*** Opening of EXTRACT ***
Implementation of drug treatment is the responsibility of the Ministry of Health, while the Ministry of Justice plays a role in the provision of treatment in prisons, but the Ministry of Social Welfare and Family is responsible for social reintegration and aftercare of children and young adults with drug-related problems.

Within the health sector, treatment is delivered through five public specialised Centres for the Treatment of Drug Dependencies, mental outpatient clinics, psychiatric hospitals, and psychiatric wards at university hospitals and general hospitals. Private providers also deliver drug treatment. The distinctive features of the Slovak drug treatment services are close links to mental health services and integration with treatment services for alcohol addiction, which allows mental health issues among drug users and consequences related to polydrug use to be addressed. Inpatient and outpatient drug treatment is funded by public health insurance, while residential care outside the healthcare sector is funded through local or regional budgets, with variable degrees of clients’ co-financing.
*** Close of EXTRACT ***
■ LIST OF TASKS ■
1/ In the passage on Slovak drug treatment, which ministry handles social reintegration and aftercare for children and young adults with drug-related problems?
2/ Decide whether each statement agrees with the passage on Slovak drug treatment, and quote the words that settle it: (a) Private providers deliver drug treatment in Slovakia. (b) Residential care outside the healthcare sector is paid for by public health insurance. (c) The health sector has five public specialised centres for treating drug dependencies.
3/ Please extend the passage on Slovak drug treatment services, picking up after its final sentence.
The rows that come next play no part in this work.
*** Opening of DATASET RECORDS ***
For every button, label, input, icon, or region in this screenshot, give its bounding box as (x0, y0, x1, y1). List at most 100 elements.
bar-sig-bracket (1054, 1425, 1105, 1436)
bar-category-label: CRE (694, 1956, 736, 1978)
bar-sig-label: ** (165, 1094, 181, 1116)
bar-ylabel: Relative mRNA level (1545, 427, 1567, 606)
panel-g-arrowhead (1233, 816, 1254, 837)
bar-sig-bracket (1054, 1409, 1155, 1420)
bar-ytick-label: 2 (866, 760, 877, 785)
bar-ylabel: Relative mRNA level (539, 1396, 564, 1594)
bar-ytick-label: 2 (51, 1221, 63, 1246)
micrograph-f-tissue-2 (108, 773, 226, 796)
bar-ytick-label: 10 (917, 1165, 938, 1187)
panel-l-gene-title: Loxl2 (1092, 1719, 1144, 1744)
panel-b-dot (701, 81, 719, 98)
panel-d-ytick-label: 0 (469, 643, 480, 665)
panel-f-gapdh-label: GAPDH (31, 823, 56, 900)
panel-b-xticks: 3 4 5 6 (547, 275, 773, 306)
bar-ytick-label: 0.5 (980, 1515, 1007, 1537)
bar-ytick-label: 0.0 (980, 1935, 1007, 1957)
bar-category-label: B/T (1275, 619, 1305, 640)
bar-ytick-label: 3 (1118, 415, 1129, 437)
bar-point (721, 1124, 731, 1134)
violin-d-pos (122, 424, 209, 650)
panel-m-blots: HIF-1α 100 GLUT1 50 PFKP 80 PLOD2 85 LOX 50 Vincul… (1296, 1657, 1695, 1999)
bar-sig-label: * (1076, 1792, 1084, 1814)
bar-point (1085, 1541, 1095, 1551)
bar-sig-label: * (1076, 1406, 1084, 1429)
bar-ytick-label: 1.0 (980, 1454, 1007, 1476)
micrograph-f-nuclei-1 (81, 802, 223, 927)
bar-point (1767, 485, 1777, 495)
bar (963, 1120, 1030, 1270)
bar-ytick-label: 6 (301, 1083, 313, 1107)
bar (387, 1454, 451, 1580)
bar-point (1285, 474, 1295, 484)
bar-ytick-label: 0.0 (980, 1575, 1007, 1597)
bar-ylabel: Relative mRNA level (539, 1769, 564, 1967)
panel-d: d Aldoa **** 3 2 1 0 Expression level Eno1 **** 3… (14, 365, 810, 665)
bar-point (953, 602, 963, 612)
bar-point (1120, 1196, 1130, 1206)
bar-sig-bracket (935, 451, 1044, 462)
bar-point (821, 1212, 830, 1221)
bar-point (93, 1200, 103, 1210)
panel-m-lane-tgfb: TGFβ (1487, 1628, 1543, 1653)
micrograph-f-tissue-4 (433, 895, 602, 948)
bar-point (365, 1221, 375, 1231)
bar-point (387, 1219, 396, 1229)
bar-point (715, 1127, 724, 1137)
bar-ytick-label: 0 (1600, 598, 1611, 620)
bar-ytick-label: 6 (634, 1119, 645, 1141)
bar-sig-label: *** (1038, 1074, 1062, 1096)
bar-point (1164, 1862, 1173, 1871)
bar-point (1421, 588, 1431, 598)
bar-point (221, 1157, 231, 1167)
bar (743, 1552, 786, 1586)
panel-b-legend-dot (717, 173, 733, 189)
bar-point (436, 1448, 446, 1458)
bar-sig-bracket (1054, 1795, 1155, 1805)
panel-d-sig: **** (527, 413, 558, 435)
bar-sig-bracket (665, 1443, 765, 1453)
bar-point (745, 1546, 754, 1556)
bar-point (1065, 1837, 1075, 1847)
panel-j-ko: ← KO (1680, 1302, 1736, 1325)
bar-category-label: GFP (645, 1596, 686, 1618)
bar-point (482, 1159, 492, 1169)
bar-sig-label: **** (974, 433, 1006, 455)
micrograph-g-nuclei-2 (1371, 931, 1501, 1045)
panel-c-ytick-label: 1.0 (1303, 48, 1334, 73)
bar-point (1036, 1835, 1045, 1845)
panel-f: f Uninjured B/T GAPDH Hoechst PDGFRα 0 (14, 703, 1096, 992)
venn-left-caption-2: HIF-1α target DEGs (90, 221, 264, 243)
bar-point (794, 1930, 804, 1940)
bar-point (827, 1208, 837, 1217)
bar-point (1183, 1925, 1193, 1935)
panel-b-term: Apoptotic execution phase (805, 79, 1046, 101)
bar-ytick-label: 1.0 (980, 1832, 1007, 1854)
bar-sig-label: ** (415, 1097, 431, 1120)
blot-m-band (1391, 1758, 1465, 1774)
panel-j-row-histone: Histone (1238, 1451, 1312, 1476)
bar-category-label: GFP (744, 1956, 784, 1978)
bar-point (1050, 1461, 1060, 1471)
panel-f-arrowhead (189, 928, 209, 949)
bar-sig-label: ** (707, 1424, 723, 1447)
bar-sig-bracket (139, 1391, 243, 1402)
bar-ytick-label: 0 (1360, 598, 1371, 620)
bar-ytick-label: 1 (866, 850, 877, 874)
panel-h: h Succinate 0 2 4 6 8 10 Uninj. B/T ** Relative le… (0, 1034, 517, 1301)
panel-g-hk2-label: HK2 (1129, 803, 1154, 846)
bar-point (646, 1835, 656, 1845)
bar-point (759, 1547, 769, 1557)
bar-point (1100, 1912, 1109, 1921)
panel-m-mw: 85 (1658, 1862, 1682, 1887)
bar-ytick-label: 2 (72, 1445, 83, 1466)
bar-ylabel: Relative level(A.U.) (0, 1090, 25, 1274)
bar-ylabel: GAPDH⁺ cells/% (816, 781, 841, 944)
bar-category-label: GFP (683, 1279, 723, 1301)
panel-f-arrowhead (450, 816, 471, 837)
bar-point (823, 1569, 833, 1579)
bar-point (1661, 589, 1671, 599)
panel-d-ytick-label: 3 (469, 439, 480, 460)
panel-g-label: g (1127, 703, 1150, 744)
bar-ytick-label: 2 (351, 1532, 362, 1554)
*** Close of DATASET RECORDS ***
■ RESULTS OF THE TASKS ■
1/ The Ministry of Social Welfare and Family.

2/
(a) Yes: "Private providers also deliver drug treatment."
(b) No: "residential care outside the healthcare sector is funded through local or regional budgets"
(c) Yes: "five public specialised Centres for the Treatment of Drug Dependencies"

3/
Centres for the Treatment of Drug Dependencies are the main providers of all types of specialised drug treatment, while mental outpatient clinics, available nationwide, offer outpatient diagnostic services, detoxification and long-term opioid substitution treatment (OST). In general, there is continuity between these two forms of the treatment, as clients who have initiated their treatment journey in an inpatient facility frequently continue their treatment programmes in outpatient settings. Physicians, psychologists, nurses and psychotherapists provide outpatient treatment as a systematic therapeutic service.

Drug-free treatment can be divided into two stages: detoxification and relapse prevention. Detoxification treatment is available in outpatient and inpatient treatment centres, and as a rule is pharmacologically assisted. Motivational enhancement therapy, cognitive behavioural therapy and structured relapse prevention are the main elements of psychosocial interventions. Residential drug treatment is delivered in inpatient departments, at specialised dependency treatment departments of psychiatric hospitals, and in Centres for the Treatment of Drug Dependencies, which are specialised psychiatric institutes. Aftercare and social reintegration services for people who are drug-dependent are provided by NGOs outside the healthcare sector, in residential facilities or through self-help groups.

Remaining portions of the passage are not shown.